**WHAT NEEDS TO BE DONE**
Return each line of the data below verbatim; pictures are to be left out.

begin DATASET ENTRIES

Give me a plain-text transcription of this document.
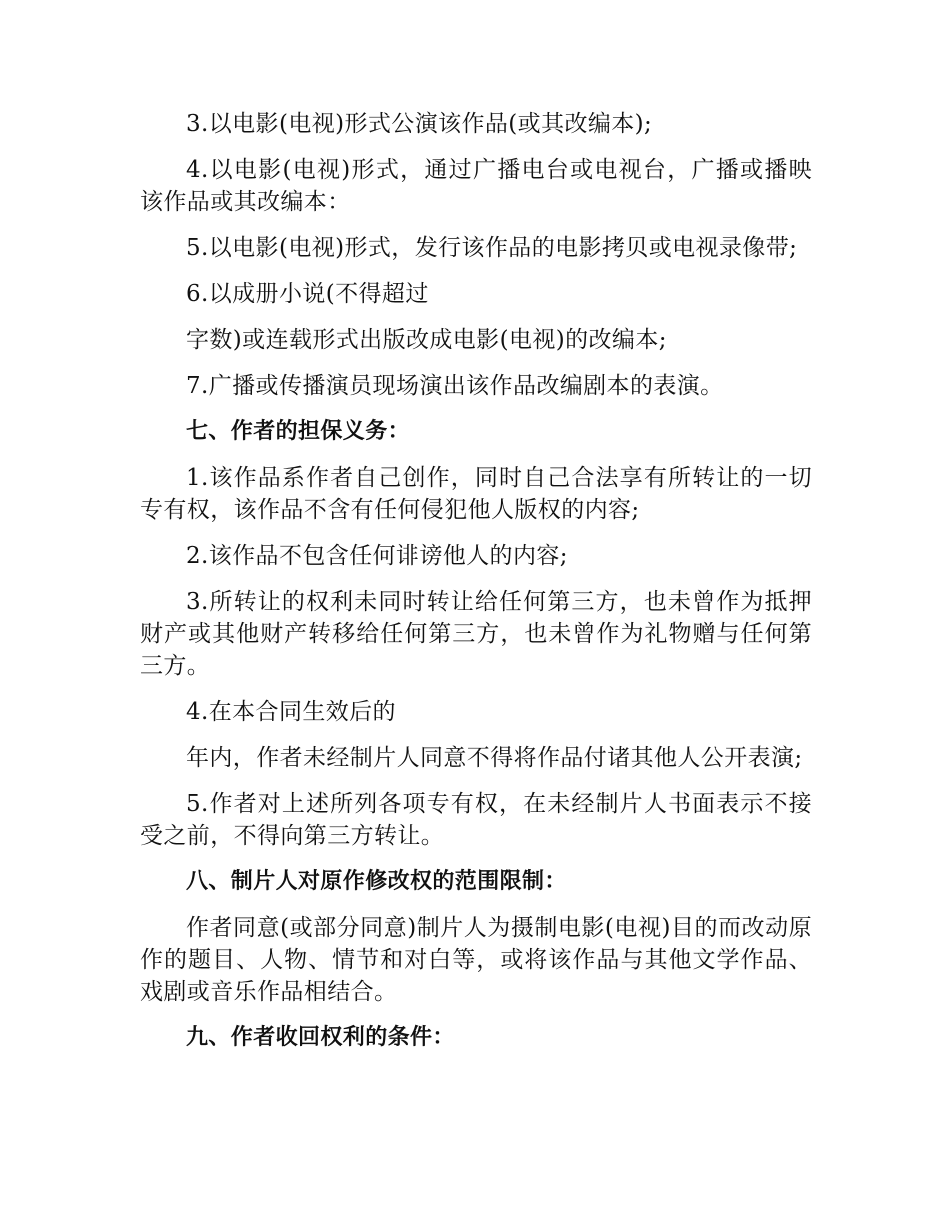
3.以电影(电视)形式公演该作品(或其改编本);

4.以电影(电视)形式，通过广播电台或电视台，广播或播映该作品或其改编本：

5.以电影(电视)形式，发行该作品的电影拷贝或电视录像带;

6.以成册小说(不得超过

字数)或连载形式出版改成电影(电视)的改编本;

7.广播或传播演员现场演出该作品改编剧本的表演。

七、作者的担保义务：

1.该作品系作者自己创作，同时自己合法享有所转让的一切专有权，该作品不含有任何侵犯他人版权的内容;

2.该作品不包含任何诽谤他人的内容;

3.所转让的权利未同时转让给任何第三方，也未曾作为抵押财产或其他财产转移给任何第三方，也未曾作为礼物赠与任何第三方。

4.在本合同生效后的

年内，作者未经制片人同意不得将作品付诸其他人公开表演;

5.作者对上述所列各项专有权，在未经制片人书面表示不接受之前，不得向第三方转让。

八、制片人对原作修改权的范围限制：

作者同意(或部分同意)制片人为摄制电影(电视)目的而改动原作的题目、人物、情节和对白等，或将该作品与其他文学作品、戏剧或音乐作品相结合。

九、作者收回权利的条件：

end DATASET ENTRIES

**OUTPUT OF THE EXERCISE**
Give me a plain-text transcription of this document.
3.以电影(电视)形式公演该作品(或其改编本);

4.以电影(电视)形式，通过广播电台或电视台，广播或播映该作品或其改编本：

5.以电影(电视)形式，发行该作品的电影拷贝或电视录像带;

6.以成册小说(不得超过

字数)或连载形式出版改成电影(电视)的改编本;

7.广播或传播演员现场演出该作品改编剧本的表演。

七、作者的担保义务：

1.该作品系作者自己创作，同时自己合法享有所转让的一切专有权，该作品不含有任何侵犯他人版权的内容;

2.该作品不包含任何诽谤他人的内容;

3.所转让的权利未同时转让给任何第三方，也未曾作为抵押财产或其他财产转移给任何第三方，也未曾作为礼物赠与任何第三方。

4.在本合同生效后的

年内，作者未经制片人同意不得将作品付诸其他人公开表演;

5.作者对上述所列各项专有权，在未经制片人书面表示不接受之前，不得向第三方转让。

八、制片人对原作修改权的范围限制：

作者同意(或部分同意)制片人为摄制电影(电视)目的而改动原作的题目、人物、情节和对白等，或将该作品与其他文学作品、戏剧或音乐作品相结合。

九、作者收回权利的条件：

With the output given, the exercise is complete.